▶ **What is asked**
Will you give every entry again exactly as it stands?
[begin Listed records]
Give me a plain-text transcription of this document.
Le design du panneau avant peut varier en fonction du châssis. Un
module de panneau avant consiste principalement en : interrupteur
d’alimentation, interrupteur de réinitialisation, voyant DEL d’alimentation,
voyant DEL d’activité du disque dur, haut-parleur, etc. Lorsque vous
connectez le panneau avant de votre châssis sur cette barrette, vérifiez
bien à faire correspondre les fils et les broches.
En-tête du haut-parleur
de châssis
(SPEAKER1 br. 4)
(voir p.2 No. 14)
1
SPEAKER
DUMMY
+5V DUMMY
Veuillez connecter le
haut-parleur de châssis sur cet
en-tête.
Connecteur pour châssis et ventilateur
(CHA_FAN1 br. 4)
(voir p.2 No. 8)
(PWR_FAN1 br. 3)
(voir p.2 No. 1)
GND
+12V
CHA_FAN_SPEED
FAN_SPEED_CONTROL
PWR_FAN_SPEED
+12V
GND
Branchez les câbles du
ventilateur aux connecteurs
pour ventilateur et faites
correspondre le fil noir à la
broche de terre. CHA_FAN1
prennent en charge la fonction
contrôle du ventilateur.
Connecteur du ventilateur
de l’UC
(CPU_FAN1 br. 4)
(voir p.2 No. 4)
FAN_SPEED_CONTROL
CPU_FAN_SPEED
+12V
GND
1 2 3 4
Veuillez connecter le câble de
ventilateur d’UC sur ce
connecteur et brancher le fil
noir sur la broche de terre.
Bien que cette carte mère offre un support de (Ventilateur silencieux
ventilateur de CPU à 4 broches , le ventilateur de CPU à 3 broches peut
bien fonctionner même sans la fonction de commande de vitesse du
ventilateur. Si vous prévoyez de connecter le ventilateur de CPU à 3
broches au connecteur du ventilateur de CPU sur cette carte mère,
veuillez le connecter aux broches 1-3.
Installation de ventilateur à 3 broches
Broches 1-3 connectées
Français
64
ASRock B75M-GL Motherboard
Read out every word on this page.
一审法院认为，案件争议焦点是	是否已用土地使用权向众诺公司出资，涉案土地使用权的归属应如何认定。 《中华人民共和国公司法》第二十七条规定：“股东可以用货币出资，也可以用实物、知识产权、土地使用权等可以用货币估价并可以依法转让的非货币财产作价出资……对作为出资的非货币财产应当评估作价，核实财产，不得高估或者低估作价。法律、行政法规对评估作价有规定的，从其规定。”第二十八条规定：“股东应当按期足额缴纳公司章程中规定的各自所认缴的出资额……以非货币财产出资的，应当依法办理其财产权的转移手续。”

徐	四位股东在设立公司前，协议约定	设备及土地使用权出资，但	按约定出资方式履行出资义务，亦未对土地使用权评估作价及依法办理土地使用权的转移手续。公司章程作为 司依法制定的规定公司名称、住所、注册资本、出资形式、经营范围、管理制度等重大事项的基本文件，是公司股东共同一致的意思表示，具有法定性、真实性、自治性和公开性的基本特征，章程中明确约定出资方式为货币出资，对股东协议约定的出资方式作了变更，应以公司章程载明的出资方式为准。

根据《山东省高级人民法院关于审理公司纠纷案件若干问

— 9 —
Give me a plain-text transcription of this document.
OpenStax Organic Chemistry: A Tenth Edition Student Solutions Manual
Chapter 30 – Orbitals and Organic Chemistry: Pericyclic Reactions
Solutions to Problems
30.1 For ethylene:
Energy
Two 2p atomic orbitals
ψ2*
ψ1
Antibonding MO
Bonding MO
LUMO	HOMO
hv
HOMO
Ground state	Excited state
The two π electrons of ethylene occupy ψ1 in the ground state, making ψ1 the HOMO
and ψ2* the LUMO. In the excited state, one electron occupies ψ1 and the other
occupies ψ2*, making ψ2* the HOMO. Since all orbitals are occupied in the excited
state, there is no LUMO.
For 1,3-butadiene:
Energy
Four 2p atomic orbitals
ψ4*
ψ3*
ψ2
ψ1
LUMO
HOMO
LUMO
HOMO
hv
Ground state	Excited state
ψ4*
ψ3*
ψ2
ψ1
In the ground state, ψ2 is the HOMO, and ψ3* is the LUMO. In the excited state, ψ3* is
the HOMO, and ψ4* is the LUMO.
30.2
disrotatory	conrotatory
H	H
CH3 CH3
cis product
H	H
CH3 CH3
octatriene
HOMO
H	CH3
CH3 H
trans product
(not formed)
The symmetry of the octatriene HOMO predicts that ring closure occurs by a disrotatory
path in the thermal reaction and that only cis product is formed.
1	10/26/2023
[end Listed records]
▶ **Output below**
Give me a plain-text transcription of this document.
Le design du panneau avant peut varier en fonction du châssis. Un
module de panneau avant consiste principalement en : interrupteur
d’alimentation, interrupteur de réinitialisation, voyant DEL d’alimentation,
voyant DEL d’activité du disque dur, haut-parleur, etc. Lorsque vous
connectez le panneau avant de votre châssis sur cette barrette, vérifiez
bien à faire correspondre les fils et les broches.
En-tête du haut-parleur
de châssis
(SPEAKER1 br. 4)
(voir p.2 No. 14)
1
SPEAKER
DUMMY
+5V DUMMY
Veuillez connecter le
haut-parleur de châssis sur cet
en-tête.
Connecteur pour châssis et ventilateur
(CHA_FAN1 br. 4)
(voir p.2 No. 8)
(PWR_FAN1 br. 3)
(voir p.2 No. 1)
GND
+12V
CHA_FAN_SPEED
FAN_SPEED_CONTROL
PWR_FAN_SPEED
+12V
GND
Branchez les câbles du
ventilateur aux connecteurs
pour ventilateur et faites
correspondre le fil noir à la
broche de terre. CHA_FAN1
prennent en charge la fonction
contrôle du ventilateur.
Connecteur du ventilateur
de l’UC
(CPU_FAN1 br. 4)
(voir p.2 No. 4)
FAN_SPEED_CONTROL
CPU_FAN_SPEED
+12V
GND
1 2 3 4
Veuillez connecter le câble de
ventilateur d’UC sur ce
connecteur et brancher le fil
noir sur la broche de terre.
Bien que cette carte mère offre un support de (Ventilateur silencieux
ventilateur de CPU à 4 broches , le ventilateur de CPU à 3 broches peut
bien fonctionner même sans la fonction de commande de vitesse du
ventilateur. Si vous prévoyez de connecter le ventilateur de CPU à 3
broches au connecteur du ventilateur de CPU sur cette carte mère,
veuillez le connecter aux broches 1-3.
Installation de ventilateur à 3 broches
Broches 1-3 connectées
Français
64
ASRock B75M-GL Motherboard
Read out every word on this page.
一审法院认为，案件争议焦点是	是否已用土地使用权向众诺公司出资，涉案土地使用权的归属应如何认定。 《中华人民共和国公司法》第二十七条规定：“股东可以用货币出资，也可以用实物、知识产权、土地使用权等可以用货币估价并可以依法转让的非货币财产作价出资……对作为出资的非货币财产应当评估作价，核实财产，不得高估或者低估作价。法律、行政法规对评估作价有规定的，从其规定。”第二十八条规定：“股东应当按期足额缴纳公司章程中规定的各自所认缴的出资额……以非货币财产出资的，应当依法办理其财产权的转移手续。”

徐	四位股东在设立公司前，协议约定	设备及土地使用权出资，但	按约定出资方式履行出资义务，亦未对土地使用权评估作价及依法办理土地使用权的转移手续。公司章程作为 司依法制定的规定公司名称、住所、注册资本、出资形式、经营范围、管理制度等重大事项的基本文件，是公司股东共同一致的意思表示，具有法定性、真实性、自治性和公开性的基本特征，章程中明确约定出资方式为货币出资，对股东协议约定的出资方式作了变更，应以公司章程载明的出资方式为准。

根据《山东省高级人民法院关于审理公司纠纷案件若干问

— 9 —
Give me a plain-text transcription of this document.
OpenStax Organic Chemistry: A Tenth Edition Student Solutions Manual
Chapter 30 – Orbitals and Organic Chemistry: Pericyclic Reactions
Solutions to Problems
30.1 For ethylene:
Energy
Two 2p atomic orbitals
ψ2*
ψ1
Antibonding MO
Bonding MO
LUMO	HOMO
hv
HOMO
Ground state	Excited state
The two π electrons of ethylene occupy ψ1 in the ground state, making ψ1 the HOMO
and ψ2* the LUMO. In the excited state, one electron occupies ψ1 and the other
occupies ψ2*, making ψ2* the HOMO. Since all orbitals are occupied in the excited
state, there is no LUMO.
For 1,3-butadiene:
Energy
Four 2p atomic orbitals
ψ4*
ψ3*
ψ2
ψ1
LUMO
HOMO
LUMO
HOMO
hv
Ground state	Excited state
ψ4*
ψ3*
ψ2
ψ1
In the ground state, ψ2 is the HOMO, and ψ3* is the LUMO. In the excited state, ψ3* is
the HOMO, and ψ4* is the LUMO.
30.2
disrotatory	conrotatory
H	H
CH3 CH3
cis product
H	H
CH3 CH3
octatriene
HOMO
H	CH3
CH3 H
trans product
(not formed)
The symmetry of the octatriene HOMO predicts that ring closure occurs by a disrotatory
path in the thermal reaction and that only cis product is formed.
1	10/26/2023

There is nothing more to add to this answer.